[Collected data entries]

◇ ◇ ◇

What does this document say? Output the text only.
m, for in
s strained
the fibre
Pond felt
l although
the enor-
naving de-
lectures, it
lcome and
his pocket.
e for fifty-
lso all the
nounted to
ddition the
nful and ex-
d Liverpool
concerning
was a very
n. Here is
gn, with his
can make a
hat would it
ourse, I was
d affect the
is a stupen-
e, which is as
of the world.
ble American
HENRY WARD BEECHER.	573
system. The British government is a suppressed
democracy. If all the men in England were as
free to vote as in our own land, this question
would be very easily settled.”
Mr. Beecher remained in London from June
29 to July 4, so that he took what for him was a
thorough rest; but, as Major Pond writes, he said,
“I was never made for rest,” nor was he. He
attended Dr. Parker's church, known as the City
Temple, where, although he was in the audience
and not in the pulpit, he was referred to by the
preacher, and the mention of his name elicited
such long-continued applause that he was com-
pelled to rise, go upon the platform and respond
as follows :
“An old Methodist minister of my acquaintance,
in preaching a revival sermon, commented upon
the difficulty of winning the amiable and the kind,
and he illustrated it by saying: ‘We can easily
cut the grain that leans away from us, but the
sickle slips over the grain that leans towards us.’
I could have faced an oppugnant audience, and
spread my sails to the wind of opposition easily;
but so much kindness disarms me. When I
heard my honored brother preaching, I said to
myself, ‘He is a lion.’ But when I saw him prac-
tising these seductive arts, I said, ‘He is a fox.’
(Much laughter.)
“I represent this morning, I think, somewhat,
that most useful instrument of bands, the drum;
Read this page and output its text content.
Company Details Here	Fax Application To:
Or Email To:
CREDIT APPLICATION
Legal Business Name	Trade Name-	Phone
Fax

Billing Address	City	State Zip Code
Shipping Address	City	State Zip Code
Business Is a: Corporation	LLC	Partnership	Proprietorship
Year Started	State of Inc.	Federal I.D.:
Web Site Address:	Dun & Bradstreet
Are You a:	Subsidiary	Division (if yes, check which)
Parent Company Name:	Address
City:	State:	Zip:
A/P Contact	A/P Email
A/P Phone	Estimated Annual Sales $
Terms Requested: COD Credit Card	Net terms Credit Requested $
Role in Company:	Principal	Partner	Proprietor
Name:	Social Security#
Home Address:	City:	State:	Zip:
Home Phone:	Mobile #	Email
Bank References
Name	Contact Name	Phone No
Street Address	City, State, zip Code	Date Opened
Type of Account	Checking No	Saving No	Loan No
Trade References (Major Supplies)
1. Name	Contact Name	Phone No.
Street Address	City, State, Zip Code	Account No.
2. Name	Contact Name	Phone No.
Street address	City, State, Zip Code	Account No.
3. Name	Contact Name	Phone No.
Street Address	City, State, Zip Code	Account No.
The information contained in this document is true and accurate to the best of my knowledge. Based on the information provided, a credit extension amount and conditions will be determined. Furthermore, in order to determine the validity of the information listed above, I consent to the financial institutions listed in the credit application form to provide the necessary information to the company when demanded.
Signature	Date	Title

◇ ◇ ◇

Repeat the whole listing exactly, keeping every line intact.

## RESULT OF THIS EXERCISE
What does this document say? Output the text only.
m, for in
s strained
the fibre
Pond felt
l although
the enor-
naving de-
lectures, it
lcome and
his pocket.
e for fifty-
lso all the
nounted to
ddition the
nful and ex-
d Liverpool
concerning
was a very
n. Here is
gn, with his
can make a
hat would it
ourse, I was
d affect the
is a stupen-
e, which is as
of the world.
ble American
HENRY WARD BEECHER.	573
system. The British government is a suppressed
democracy. If all the men in England were as
free to vote as in our own land, this question
would be very easily settled.”
Mr. Beecher remained in London from June
29 to July 4, so that he took what for him was a
thorough rest; but, as Major Pond writes, he said,
“I was never made for rest,” nor was he. He
attended Dr. Parker's church, known as the City
Temple, where, although he was in the audience
and not in the pulpit, he was referred to by the
preacher, and the mention of his name elicited
such long-continued applause that he was com-
pelled to rise, go upon the platform and respond
as follows :
“An old Methodist minister of my acquaintance,
in preaching a revival sermon, commented upon
the difficulty of winning the amiable and the kind,
and he illustrated it by saying: ‘We can easily
cut the grain that leans away from us, but the
sickle slips over the grain that leans towards us.’
I could have faced an oppugnant audience, and
spread my sails to the wind of opposition easily;
but so much kindness disarms me. When I
heard my honored brother preaching, I said to
myself, ‘He is a lion.’ But when I saw him prac-
tising these seductive arts, I said, ‘He is a fox.’
(Much laughter.)
“I represent this morning, I think, somewhat,
that most useful instrument of bands, the drum;
Read this page and output its text content.
Company Details Here	Fax Application To:
Or Email To:
CREDIT APPLICATION
Legal Business Name	Trade Name-	Phone
Fax

Billing Address	City	State Zip Code
Shipping Address	City	State Zip Code
Business Is a: Corporation	LLC	Partnership	Proprietorship
Year Started	State of Inc.	Federal I.D.:
Web Site Address:	Dun & Bradstreet
Are You a:	Subsidiary	Division (if yes, check which)
Parent Company Name:	Address
City:	State:	Zip:
A/P Contact	A/P Email
A/P Phone	Estimated Annual Sales $
Terms Requested: COD Credit Card	Net terms Credit Requested $
Role in Company:	Principal	Partner	Proprietor
Name:	Social Security#
Home Address:	City:	State:	Zip:
Home Phone:	Mobile #	Email
Bank References
Name	Contact Name	Phone No
Street Address	City, State, zip Code	Date Opened
Type of Account	Checking No	Saving No	Loan No
Trade References (Major Supplies)
1. Name	Contact Name	Phone No.
Street Address	City, State, Zip Code	Account No.
2. Name	Contact Name	Phone No.
Street address	City, State, Zip Code	Account No.
3. Name	Contact Name	Phone No.
Street Address	City, State, Zip Code	Account No.
The information contained in this document is true and accurate to the best of my knowledge. Based on the information provided, a credit extension amount and conditions will be determined. Furthermore, in order to determine the validity of the information listed above, I consent to the financial institutions listed in the credit application form to provide the necessary information to the company when demanded.
Signature	Date	Title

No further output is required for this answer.